◆ **WHAT THE TASK ASKS**
Omit the images, then print each record below exactly as it reads.

◆ **STORED RECORDS**
++++++++
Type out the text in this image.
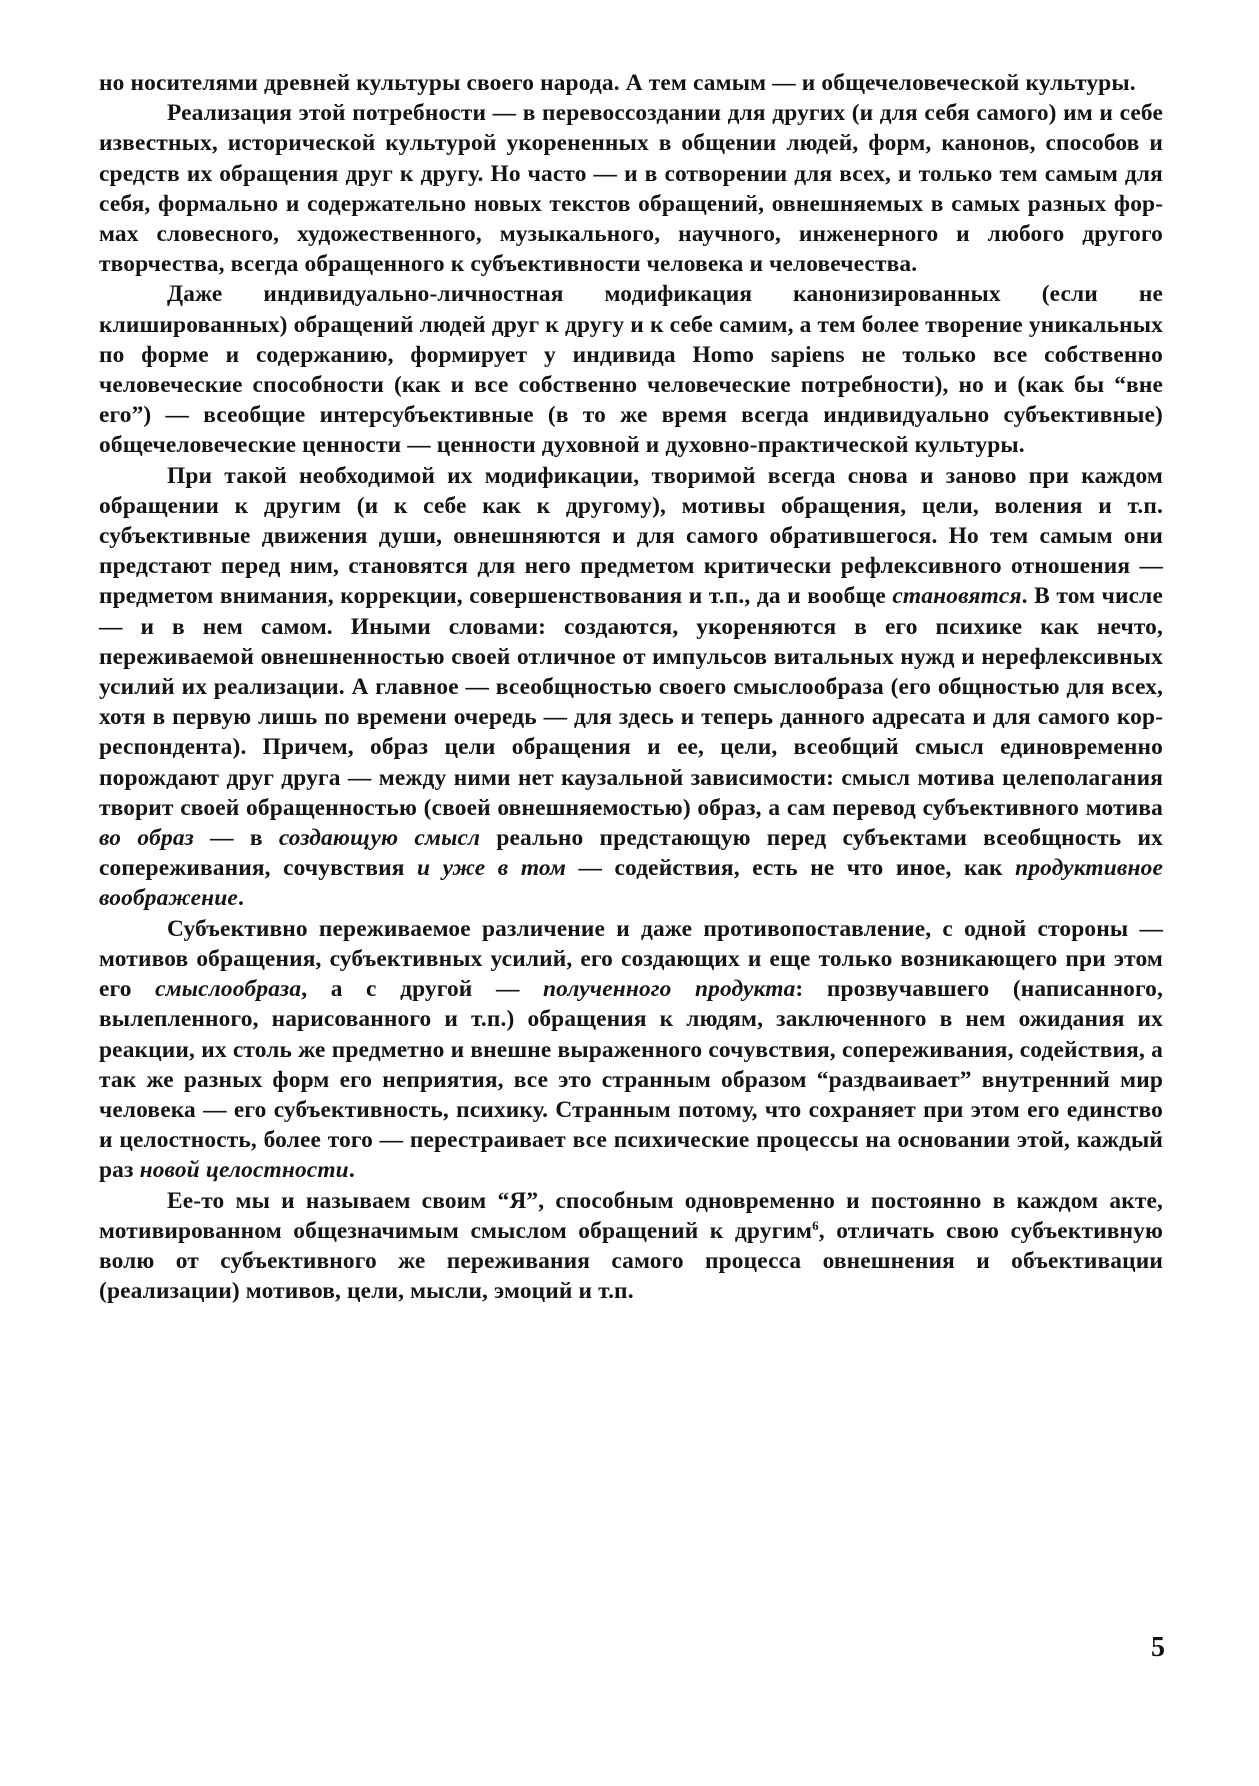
но носителями древней культуры своего народа. А тем самым — и общечеловеческой культуры.

Реализация этой потребности — в перевоссоздании для других (и для себя самого) им и себе известных, исторической культурой укорененных в общении людей, форм, канонов, способов и средств их обращения друг к другу. Но часто — и в сотворении для всех, и только тем самым для себя, формально и содержательно новых текстов обращений, овнешняемых в самых разных формах словесного, художественного, музыкального, научного, инженерного и любого другого творчества, всегда обращенного к субъективности человека и человечества.

Даже индивидуально-личностная модификация канонизированных (если не клишированных) обращений людей друг к другу и к себе самим, а тем более творение уникальных по форме и содержанию, формирует у индивида Homo sapiens не только все собственно человеческие способности (как и все собственно человеческие потребности), но и (как бы “вне его”) — всеобщие интерсубъективные (в то же время всегда индивидуально субъективные) общечеловеческие ценности — ценности духовной и духовно-практической культуры.

При такой необходимой их модификации, творимой всегда снова и заново при каждом обращении к другим (и к себе как к другому), мотивы обращения, цели, воления и т.п. субъективные движения души, овнешняются и для самого обратившегося. Но тем самым они предстают перед ним, становятся для него предметом критически рефлексивного отношения — предметом внимания, коррекции, совершенствования и т.п., да и вообще становятся. В том числе — и в нем самом. Иными словами: создаются, укореняются в его психике как нечто, переживаемой овнешненностью своей отличное от импульсов витальных нужд и нерефлексивных усилий их реализации. А главное — всеобщностью своего смыслообраза (его общностью для всех, хотя в первую лишь по времени очередь — для здесь и теперь данного адресата и для самого корреспондента). Причем, образ цели обращения и ее, цели, всеобщий смысл единовременно порождают друг друга — между ними нет каузальной зависимости: смысл мотива целеполагания творит своей обращенностью (своей овнешняемостью) образ, а сам перевод субъективного мотива во образ — в создающую смысл реально предстающую перед субъектами всеобщность их сопереживания, сочувствия и уже в том — содействия, есть не что иное, как продуктивное воображение.

Субъективно переживаемое различение и даже противопоставление, с одной стороны — мотивов обращения, субъективных усилий, его создающих и еще только возникающего при этом его смыслообраза, а с другой — полученного продукта: прозвучавшего (написанного, вылепленного, нарисованного и т.п.) обращения к людям, заключенного в нем ожидания их реакции, их столь же предметно и внешне выраженного сочувствия, сопереживания, содействия, а так же разных форм его неприятия, все это странным образом “раздваивает” внутренний мир человека — его субъективность, психику. Странным потому, что сохраняет при этом его единство и целостность, более того — перестраивает все психические процессы на основании этой, каждый раз новой целостности.

Ее-то мы и называем своим “Я”, способным одновременно и постоянно в каждом акте, мотивированном общезначимым смыслом обращений к другим$^6$, отличать свою субъективную волю от субъективного же переживания самого процесса овнешнения и объективации (реализации) мотивов, цели, мысли, эмоций и т.п.

5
++++++++
◆ **FULL ANSWER**
Type out the text in this image.
но носителями древней культуры своего народа. А тем самым — и общечеловеческой культуры.

Реализация этой потребности — в перевоссоздании для других (и для себя самого) им и себе известных, исторической культурой укорененных в общении людей, форм, канонов, способов и средств их обращения друг к другу. Но часто — и в сотворении для всех, и только тем самым для себя, формально и содержательно новых текстов обращений, овнешняемых в самых разных формах словесного, художественного, музыкального, научного, инженерного и любого другого творчества, всегда обращенного к субъективности человека и человечества.

Даже индивидуально-личностная модификация канонизированных (если не клишированных) обращений людей друг к другу и к себе самим, а тем более творение уникальных по форме и содержанию, формирует у индивида Homo sapiens не только все собственно человеческие способности (как и все собственно человеческие потребности), но и (как бы “вне его”) — всеобщие интерсубъективные (в то же время всегда индивидуально субъективные) общечеловеческие ценности — ценности духовной и духовно-практической культуры.

При такой необходимой их модификации, творимой всегда снова и заново при каждом обращении к другим (и к себе как к другому), мотивы обращения, цели, воления и т.п. субъективные движения души, овнешняются и для самого обратившегося. Но тем самым они предстают перед ним, становятся для него предметом критически рефлексивного отношения — предметом внимания, коррекции, совершенствования и т.п., да и вообще становятся. В том числе — и в нем самом. Иными словами: создаются, укореняются в его психике как нечто, переживаемой овнешненностью своей отличное от импульсов витальных нужд и нерефлексивных усилий их реализации. А главное — всеобщностью своего смыслообраза (его общностью для всех, хотя в первую лишь по времени очередь — для здесь и теперь данного адресата и для самого корреспондента). Причем, образ цели обращения и ее, цели, всеобщий смысл единовременно порождают друг друга — между ними нет каузальной зависимости: смысл мотива целеполагания творит своей обращенностью (своей овнешняемостью) образ, а сам перевод субъективного мотива во образ — в создающую смысл реально предстающую перед субъектами всеобщность их сопереживания, сочувствия и уже в том — содействия, есть не что иное, как продуктивное воображение.

Субъективно переживаемое различение и даже противопоставление, с одной стороны — мотивов обращения, субъективных усилий, его создающих и еще только возникающего при этом его смыслообраза, а с другой — полученного продукта: прозвучавшего (написанного, вылепленного, нарисованного и т.п.) обращения к людям, заключенного в нем ожидания их реакции, их столь же предметно и внешне выраженного сочувствия, сопереживания, содействия, а так же разных форм его неприятия, все это странным образом “раздваивает” внутренний мир человека — его субъективность, психику. Странным потому, что сохраняет при этом его единство и целостность, более того — перестраивает все психические процессы на основании этой, каждый раз новой целостности.

Ее-то мы и называем своим “Я”, способным одновременно и постоянно в каждом акте, мотивированном общезначимым смыслом обращений к другим$^6$, отличать свою субъективную волю от субъективного же переживания самого процесса овнешнения и объективации (реализации) мотивов, цели, мысли, эмоций и т.п.

5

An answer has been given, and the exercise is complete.